▶ _Given request_
Report how many lines contain "Forecast"; state the number and nothing else.

▶ _Provided entries_
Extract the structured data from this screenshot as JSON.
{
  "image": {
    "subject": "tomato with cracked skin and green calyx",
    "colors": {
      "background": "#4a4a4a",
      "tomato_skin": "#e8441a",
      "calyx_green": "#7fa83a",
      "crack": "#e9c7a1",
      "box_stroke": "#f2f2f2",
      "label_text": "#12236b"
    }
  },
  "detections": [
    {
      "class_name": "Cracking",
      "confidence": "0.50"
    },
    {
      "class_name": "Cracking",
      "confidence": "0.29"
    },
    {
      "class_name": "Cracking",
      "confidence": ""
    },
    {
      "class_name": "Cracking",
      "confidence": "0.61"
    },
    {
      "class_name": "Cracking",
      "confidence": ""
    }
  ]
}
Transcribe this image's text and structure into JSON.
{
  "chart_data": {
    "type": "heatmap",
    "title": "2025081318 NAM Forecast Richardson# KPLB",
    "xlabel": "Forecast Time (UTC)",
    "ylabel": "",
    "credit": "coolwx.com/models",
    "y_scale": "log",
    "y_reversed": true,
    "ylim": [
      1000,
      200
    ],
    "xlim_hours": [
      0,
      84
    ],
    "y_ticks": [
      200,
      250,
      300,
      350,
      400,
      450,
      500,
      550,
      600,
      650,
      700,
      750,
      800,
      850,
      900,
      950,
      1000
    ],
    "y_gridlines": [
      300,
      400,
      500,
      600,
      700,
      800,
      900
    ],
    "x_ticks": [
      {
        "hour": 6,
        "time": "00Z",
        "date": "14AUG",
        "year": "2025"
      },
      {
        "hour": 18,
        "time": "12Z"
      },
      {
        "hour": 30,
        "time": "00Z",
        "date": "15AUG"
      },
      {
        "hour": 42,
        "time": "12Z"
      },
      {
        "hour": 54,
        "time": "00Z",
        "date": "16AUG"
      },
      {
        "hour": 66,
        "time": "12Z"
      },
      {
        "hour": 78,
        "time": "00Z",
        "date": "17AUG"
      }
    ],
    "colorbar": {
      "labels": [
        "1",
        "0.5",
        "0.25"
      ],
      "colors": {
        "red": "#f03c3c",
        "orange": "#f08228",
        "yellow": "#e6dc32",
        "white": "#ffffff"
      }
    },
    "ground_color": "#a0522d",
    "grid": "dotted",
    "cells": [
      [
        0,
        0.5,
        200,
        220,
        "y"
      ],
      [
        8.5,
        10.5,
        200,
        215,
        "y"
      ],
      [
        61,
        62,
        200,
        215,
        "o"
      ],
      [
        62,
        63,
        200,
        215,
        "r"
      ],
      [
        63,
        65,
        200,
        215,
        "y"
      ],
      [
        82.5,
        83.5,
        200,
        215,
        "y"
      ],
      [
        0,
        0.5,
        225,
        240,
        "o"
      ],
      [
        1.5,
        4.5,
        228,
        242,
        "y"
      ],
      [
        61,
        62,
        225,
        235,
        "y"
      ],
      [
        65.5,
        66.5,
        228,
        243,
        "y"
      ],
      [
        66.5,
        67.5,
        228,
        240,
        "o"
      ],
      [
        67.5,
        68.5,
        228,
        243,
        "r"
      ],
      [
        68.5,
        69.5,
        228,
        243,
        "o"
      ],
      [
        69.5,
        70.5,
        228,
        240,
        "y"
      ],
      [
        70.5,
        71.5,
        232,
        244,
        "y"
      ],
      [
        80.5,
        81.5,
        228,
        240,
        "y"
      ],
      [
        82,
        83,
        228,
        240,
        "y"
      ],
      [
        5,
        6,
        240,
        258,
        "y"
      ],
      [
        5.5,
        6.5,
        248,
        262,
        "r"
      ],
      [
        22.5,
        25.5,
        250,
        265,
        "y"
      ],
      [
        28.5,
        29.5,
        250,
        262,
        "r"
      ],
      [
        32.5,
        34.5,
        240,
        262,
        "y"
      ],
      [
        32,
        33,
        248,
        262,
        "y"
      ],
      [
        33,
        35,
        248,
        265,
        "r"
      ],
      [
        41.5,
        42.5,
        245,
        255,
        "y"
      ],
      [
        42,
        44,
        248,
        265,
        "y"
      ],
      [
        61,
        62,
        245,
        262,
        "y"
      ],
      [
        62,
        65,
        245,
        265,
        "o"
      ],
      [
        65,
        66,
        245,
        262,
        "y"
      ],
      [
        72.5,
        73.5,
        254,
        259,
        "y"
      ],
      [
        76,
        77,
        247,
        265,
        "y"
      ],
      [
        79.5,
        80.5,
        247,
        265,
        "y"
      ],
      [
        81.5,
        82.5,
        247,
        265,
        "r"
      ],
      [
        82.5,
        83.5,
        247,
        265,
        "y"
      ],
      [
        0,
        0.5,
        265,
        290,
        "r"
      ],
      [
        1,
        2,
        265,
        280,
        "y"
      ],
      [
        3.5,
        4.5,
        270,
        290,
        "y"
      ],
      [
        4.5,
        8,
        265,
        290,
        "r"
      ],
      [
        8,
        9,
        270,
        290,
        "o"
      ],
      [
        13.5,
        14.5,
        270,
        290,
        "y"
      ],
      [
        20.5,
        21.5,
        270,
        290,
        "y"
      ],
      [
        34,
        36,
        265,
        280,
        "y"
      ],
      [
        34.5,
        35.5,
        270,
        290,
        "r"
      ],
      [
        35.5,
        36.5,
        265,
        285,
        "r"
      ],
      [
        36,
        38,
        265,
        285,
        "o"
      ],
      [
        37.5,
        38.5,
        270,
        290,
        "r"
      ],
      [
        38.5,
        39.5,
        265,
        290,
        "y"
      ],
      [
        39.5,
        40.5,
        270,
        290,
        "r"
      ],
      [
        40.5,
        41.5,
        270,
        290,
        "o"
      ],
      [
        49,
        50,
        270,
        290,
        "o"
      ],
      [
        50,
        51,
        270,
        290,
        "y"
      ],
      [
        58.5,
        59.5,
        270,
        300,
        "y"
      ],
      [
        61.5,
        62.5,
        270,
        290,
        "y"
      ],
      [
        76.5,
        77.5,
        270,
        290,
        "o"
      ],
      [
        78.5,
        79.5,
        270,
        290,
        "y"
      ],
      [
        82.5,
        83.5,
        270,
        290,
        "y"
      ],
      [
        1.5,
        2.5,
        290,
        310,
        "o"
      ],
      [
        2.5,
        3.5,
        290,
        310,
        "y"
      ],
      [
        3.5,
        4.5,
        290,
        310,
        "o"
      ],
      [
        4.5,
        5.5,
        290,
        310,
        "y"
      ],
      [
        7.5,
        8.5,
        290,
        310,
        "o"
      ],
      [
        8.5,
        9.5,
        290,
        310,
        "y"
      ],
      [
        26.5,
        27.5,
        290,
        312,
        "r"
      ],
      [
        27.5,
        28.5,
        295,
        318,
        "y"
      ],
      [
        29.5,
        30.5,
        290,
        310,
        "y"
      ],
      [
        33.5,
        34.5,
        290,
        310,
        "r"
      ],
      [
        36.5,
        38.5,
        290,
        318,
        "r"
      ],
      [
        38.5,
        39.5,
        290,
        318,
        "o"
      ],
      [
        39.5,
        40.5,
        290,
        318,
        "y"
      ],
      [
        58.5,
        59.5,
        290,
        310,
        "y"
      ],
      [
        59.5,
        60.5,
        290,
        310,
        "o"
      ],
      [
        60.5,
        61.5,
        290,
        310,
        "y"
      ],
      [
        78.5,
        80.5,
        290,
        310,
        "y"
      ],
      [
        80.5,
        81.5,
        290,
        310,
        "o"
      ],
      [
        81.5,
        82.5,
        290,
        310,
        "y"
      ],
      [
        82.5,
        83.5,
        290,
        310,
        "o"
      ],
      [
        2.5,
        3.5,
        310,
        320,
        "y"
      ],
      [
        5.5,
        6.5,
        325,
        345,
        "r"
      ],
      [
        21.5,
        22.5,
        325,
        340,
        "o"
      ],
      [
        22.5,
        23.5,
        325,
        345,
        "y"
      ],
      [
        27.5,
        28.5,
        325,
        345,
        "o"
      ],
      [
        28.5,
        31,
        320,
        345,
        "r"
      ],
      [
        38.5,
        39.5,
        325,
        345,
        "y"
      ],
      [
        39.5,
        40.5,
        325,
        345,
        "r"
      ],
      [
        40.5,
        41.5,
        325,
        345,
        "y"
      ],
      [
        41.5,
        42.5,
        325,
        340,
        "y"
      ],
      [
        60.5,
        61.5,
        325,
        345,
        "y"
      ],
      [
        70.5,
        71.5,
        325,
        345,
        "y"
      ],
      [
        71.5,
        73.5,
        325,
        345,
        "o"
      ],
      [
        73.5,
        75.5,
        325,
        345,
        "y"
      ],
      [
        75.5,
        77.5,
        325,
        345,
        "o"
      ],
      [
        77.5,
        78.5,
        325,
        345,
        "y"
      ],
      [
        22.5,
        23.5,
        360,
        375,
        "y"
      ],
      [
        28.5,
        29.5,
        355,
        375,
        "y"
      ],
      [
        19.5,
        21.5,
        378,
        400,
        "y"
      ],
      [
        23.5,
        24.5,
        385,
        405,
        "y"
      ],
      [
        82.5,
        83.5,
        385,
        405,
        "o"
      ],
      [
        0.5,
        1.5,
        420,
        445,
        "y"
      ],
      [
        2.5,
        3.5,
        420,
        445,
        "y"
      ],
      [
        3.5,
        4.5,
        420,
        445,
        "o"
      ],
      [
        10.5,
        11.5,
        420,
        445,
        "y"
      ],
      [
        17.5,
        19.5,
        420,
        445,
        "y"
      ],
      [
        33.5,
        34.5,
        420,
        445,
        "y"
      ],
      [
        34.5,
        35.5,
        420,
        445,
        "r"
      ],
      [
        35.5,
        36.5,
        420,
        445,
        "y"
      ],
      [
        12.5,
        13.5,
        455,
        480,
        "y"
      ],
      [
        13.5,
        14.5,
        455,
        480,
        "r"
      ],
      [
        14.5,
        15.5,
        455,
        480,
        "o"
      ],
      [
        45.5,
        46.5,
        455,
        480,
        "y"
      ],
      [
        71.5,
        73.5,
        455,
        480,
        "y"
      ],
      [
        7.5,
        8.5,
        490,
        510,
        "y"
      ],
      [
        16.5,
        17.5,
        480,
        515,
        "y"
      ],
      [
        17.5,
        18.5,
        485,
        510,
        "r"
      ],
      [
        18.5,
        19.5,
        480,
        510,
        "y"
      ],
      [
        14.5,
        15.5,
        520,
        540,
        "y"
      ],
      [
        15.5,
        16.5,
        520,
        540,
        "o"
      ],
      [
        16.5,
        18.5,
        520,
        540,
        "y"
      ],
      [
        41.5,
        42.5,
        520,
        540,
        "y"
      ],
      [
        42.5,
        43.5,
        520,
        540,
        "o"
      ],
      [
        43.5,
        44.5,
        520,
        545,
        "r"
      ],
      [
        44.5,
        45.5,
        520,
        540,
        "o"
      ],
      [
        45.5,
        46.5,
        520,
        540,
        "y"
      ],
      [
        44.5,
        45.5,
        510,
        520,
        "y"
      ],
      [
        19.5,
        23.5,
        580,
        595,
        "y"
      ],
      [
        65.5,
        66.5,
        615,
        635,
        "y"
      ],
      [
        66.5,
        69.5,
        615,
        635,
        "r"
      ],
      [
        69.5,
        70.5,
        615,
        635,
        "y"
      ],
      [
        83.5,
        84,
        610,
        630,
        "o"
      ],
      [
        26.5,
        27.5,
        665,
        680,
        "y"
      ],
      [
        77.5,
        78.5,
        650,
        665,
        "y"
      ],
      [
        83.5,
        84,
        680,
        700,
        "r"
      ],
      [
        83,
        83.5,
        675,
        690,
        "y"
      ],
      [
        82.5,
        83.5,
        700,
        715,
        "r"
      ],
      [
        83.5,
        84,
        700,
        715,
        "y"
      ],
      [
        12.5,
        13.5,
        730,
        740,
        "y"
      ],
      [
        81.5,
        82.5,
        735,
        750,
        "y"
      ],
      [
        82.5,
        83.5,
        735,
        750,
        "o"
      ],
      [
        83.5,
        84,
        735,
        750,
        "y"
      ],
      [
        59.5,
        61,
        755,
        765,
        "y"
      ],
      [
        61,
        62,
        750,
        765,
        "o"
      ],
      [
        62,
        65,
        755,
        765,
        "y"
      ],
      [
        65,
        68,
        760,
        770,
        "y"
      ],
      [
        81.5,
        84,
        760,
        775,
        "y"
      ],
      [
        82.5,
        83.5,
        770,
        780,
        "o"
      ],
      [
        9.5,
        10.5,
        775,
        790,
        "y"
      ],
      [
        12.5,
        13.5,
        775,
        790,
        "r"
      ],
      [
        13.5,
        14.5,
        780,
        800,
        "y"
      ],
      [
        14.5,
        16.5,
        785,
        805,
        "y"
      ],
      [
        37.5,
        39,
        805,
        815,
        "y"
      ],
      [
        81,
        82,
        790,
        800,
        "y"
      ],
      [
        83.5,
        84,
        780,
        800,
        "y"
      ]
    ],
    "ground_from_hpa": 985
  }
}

▶ _Written response_
2